Source excerpt:
-------------------------

3. Q. IS SECURITY FEDERAL'S STOCK CONVERSION BENEFICIAL TO THE COMMUNITIES
      THAT THE SAVINGS BANK SERVES?
   A. Management believes that the structure of the Subscription, Direct
      Community and Syndicated Community Offerings is in the best interest
      of the various communities that Security Federal serves because
      following the Stock Conversion it is anticipated that a significant
      portion of the Common Stock will be owned by local residents desiring
      to share in the ownership of a local community financial institution.
      Management desires that a significant portion of the shares of common
      stock sold in the Offerings will be sold to permanent residents of
      Warren County, Tennessee ("Local Community").
<PAGE>
 
4. Q.   WHAT EFFECT WILL THE STOCK CONVERSION HAVE ON DEPOSIT ACCOUNTS AND
        LOANS?
   A.   Terms and balances of accounts in Security Federal and interest rates
        paid on such accounts will not be affected by the Conversion. Insurable
        accounts will continue to be insured by the Federal Deposit Insurance
        Corporation ("FDIC") up to the maximum amount permitted by law. The
        Stock Conversion also will not affect the terms or conditions of any
        loans to existing borrowers or the rights and obligations of these
        borrowers under their individual contractual arrangements with Security
        Federal.
 
5. Q.   WILL THE STOCK CONVERSION CAUSE ANY CHANGES IN SECURITY FEDERAL'S
        PERSONNEL?
   A.   No. Both before and after the Conversion, Security Federal's business of
        accepting deposits, making loans and providing financial services will
        continue without interruption with the same board of directors,
        management and staff.
 
6. Q.   WHAT APPROVALS MUST BE RECEIVED BEFORE THE STOCK CONVERSION BECOMES
        EFFECTIVE?

-------------------------

Information supplied:
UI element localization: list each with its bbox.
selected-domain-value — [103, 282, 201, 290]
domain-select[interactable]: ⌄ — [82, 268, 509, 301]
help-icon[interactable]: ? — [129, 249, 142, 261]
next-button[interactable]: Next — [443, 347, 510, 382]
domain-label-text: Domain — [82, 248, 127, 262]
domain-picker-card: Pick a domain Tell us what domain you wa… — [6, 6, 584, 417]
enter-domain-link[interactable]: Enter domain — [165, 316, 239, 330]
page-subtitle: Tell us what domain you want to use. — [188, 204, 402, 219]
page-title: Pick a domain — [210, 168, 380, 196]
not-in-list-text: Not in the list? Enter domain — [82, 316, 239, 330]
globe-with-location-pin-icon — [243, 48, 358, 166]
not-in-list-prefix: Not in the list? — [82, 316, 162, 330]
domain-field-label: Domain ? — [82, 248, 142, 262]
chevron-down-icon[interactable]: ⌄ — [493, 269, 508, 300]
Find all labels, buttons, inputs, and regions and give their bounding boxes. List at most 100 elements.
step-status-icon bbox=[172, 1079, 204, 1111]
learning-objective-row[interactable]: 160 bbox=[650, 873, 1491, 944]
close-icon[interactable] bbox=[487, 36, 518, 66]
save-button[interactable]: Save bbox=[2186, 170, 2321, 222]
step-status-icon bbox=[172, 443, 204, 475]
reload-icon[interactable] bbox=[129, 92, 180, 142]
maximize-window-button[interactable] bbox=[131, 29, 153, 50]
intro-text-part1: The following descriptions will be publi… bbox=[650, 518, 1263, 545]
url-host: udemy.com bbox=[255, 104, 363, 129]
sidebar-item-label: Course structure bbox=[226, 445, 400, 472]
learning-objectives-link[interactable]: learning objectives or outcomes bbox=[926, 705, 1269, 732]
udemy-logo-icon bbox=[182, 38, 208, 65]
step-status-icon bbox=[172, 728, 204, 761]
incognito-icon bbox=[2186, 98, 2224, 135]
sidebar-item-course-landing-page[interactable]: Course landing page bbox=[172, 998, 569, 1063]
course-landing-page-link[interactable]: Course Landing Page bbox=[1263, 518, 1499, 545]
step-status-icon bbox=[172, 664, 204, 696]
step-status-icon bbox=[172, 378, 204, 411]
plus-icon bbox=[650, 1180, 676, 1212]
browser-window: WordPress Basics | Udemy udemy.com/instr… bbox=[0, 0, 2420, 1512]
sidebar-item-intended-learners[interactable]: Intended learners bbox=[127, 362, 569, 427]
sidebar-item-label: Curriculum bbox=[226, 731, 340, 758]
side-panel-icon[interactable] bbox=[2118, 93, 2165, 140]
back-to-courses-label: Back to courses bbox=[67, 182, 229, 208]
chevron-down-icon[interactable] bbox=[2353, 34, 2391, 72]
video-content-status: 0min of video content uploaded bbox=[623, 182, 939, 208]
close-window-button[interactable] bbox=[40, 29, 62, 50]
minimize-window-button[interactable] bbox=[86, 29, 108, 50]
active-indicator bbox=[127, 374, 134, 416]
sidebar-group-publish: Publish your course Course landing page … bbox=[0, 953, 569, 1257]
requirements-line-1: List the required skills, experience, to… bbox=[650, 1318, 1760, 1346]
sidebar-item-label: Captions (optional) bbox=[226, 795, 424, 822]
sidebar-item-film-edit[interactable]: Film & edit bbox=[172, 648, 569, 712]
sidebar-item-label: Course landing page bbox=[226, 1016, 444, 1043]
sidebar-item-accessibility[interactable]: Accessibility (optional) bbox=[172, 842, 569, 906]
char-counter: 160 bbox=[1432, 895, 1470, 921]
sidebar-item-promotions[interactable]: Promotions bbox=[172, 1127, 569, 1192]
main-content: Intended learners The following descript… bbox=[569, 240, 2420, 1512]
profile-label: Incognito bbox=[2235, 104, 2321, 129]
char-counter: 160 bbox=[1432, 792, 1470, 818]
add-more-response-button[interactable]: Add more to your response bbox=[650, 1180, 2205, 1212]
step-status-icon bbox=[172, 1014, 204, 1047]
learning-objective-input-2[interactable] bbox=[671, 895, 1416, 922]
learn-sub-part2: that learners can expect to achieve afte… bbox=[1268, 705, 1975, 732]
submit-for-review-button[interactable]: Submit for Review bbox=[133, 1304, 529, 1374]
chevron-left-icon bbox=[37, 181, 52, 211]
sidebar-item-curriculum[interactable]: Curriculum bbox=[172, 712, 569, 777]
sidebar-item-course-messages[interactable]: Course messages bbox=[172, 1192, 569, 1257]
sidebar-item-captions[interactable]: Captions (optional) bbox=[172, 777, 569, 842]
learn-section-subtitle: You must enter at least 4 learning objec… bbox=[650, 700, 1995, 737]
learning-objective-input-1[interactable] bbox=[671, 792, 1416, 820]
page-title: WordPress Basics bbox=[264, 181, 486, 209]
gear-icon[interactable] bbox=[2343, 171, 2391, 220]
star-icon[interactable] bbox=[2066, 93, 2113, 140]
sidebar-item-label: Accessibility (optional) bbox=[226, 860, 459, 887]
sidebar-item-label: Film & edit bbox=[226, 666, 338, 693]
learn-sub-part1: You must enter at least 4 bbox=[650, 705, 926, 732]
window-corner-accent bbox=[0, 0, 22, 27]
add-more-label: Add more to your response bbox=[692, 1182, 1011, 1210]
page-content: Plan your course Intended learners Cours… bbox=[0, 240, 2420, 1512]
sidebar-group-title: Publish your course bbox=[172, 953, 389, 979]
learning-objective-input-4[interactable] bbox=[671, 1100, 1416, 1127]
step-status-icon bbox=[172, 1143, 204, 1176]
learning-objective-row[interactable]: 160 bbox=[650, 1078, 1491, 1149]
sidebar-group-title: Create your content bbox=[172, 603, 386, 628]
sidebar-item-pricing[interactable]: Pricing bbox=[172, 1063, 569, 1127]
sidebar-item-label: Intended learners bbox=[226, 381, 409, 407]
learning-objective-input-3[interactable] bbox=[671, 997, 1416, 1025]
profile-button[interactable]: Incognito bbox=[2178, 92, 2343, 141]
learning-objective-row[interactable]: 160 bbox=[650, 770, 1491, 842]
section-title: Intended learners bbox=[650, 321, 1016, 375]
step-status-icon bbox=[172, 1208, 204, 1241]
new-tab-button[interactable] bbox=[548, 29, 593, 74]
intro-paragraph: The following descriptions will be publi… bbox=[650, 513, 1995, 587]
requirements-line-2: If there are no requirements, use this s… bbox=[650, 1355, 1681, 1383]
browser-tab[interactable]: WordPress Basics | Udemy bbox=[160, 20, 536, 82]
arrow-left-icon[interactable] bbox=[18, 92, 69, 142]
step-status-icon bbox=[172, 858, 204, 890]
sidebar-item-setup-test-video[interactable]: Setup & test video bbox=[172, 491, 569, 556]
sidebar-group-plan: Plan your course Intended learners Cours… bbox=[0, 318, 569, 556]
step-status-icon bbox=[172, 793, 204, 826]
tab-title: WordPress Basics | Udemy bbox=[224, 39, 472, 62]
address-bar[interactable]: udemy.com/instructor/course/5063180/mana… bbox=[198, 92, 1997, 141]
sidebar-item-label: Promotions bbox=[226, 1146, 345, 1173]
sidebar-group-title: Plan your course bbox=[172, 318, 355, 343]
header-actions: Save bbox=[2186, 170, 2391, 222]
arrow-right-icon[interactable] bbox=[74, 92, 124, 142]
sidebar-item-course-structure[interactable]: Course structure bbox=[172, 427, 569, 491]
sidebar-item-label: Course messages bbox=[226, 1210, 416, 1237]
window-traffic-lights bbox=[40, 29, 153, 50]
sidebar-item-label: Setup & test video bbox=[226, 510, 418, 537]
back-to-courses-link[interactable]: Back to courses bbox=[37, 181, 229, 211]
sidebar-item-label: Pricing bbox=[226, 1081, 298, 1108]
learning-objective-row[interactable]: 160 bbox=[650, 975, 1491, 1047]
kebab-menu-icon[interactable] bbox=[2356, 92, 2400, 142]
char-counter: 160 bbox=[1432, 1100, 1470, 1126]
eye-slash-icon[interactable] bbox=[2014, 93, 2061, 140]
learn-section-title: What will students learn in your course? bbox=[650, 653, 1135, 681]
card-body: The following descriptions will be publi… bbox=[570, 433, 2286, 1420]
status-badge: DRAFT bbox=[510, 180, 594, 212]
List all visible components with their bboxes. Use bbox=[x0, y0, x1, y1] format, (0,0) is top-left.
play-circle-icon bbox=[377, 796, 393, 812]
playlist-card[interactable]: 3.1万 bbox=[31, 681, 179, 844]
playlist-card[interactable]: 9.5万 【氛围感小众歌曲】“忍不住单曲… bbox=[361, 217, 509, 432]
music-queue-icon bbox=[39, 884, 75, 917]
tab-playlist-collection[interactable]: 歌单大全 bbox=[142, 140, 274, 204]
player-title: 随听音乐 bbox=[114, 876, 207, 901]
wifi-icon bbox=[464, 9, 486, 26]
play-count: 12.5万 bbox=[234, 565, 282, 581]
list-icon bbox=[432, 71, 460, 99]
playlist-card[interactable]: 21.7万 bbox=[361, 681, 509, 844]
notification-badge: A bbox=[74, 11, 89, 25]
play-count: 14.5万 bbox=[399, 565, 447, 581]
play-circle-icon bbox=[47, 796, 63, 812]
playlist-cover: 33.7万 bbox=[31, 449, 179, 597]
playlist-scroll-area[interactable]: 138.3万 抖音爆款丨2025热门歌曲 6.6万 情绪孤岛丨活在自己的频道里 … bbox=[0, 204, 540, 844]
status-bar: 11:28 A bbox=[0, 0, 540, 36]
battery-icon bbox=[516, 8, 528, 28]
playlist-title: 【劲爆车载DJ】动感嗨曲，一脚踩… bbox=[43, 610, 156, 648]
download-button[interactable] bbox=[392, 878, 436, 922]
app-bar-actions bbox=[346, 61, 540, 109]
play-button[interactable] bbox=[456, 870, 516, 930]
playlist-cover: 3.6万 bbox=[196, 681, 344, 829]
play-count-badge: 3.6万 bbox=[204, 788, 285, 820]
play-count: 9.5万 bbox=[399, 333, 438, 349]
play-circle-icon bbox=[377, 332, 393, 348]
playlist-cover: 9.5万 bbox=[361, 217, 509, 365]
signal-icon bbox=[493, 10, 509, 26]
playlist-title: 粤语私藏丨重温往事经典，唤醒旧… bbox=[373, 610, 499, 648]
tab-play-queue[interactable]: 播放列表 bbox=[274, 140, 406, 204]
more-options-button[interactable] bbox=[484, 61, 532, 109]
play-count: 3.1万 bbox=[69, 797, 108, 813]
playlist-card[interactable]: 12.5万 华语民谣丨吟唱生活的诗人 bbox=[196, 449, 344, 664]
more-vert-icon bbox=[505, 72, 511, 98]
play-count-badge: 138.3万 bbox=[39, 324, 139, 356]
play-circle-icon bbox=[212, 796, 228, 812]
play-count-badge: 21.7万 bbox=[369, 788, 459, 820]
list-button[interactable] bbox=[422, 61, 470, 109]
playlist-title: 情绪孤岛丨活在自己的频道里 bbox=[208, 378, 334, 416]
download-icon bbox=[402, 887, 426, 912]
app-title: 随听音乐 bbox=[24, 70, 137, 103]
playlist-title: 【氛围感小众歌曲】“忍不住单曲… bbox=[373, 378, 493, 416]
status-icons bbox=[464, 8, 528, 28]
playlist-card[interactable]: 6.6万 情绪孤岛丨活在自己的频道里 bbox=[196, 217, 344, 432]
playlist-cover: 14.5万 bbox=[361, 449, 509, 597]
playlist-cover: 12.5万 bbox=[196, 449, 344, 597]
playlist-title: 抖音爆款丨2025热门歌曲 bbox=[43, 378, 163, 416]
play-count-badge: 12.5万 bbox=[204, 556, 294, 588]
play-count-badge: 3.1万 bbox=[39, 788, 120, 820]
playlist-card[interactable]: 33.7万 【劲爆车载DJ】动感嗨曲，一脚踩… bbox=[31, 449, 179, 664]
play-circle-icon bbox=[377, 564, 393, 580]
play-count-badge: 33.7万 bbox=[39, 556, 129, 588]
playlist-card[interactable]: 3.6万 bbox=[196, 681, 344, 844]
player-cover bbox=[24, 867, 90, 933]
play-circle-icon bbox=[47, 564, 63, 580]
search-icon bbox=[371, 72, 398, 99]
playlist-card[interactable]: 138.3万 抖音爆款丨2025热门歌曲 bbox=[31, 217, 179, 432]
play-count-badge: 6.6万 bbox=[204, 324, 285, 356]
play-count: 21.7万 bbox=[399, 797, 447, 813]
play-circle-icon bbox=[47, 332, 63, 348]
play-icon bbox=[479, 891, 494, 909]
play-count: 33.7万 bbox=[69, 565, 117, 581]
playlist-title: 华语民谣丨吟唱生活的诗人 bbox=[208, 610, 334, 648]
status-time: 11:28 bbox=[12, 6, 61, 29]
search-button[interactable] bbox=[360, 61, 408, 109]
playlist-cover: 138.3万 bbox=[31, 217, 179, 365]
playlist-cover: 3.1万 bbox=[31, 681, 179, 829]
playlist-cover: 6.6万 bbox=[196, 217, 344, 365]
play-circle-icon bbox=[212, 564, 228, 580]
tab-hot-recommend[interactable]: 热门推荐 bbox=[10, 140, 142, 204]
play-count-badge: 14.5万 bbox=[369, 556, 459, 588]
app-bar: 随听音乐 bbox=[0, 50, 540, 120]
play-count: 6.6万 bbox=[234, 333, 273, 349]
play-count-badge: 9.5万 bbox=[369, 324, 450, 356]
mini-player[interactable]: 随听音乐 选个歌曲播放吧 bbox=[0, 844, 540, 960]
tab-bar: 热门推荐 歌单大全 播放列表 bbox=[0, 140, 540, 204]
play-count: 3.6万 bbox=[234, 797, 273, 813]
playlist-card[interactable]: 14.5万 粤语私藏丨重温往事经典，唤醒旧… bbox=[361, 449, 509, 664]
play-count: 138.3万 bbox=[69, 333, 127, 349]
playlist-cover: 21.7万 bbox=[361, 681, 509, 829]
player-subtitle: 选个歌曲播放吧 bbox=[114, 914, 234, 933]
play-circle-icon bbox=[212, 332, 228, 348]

-------------------------

Could you resume the Security Federal stock conversion Q&A from its last line, starting with the answer to the sixth question?

Task answer:
   A.   First, the Board of Directors of Security Federal must adopt the Plan of
        Conversion, which occurred on January 15, 1997, and, with respect to the
        Plan of Conversion, as amended, on March 20, 1997. Second, the Office of
        Thrift Supervision must approve the applications required to effect the
        Stock Conversion. These approvals have been obtained. Third, the Plan of
        Conversion must be approved by a majority of all votes eligible to be
        cast by Security Federal's voting members. A Special Meeting of voting
        members will be held on June 19, 1997, to consider and vote upon the
        Plan of Conversion.
 
              CONVERSION TO A TENNESSEE-CHARTERED COMMERCIAL BANK
 
7. Q.   WHEN WILL THE BANK CONVERSION BE UNDERTAKEN, IF AT ALL?
   A.   If undertaken, the Bank Conversion would take place simultaneously with
        or as soon as practicable after the consummation of the Stock
        Conversion. The decision of the Board of Directors of Security Federal
        whether or not to undertake the Bank Conversion will depend on the
        economic and regulatory climate at that time, among other factors.
 
8. Q.   WHAT APPROVALS MUST BE RECEIVED BEFORE THE BANK CONVERSION BECOMES
        EFFECTIVE?
   A.   In addition to the adoption of the Plan of Conversion by the Board of
        Directors of Security Federal, which occurred on January 15, 1997, and,
        with respect to the Plan of Conversion, as amended, on March 20, 1997,
        the Bank Conversion must be approved by the Office of Thrift Supervision
        and the Tennessee Department of Financial Institutions. The Board of
        Governors of the Federal Reserve System also must approve the
        application of Security Bancorp to become a bank holding company.
        Finally, the Plan of Conversion must be approved by a majority of all
        votes eligible to be cast by Security Federal's voting members at a
        Special Meeting of Members that will be held on June 19, 1997 to
        consider and vote upon the Plan of Conversion.
 
                              THE HOLDING COMPANY
 
9. Q.   WHAT IS A HOLDING COMPANY?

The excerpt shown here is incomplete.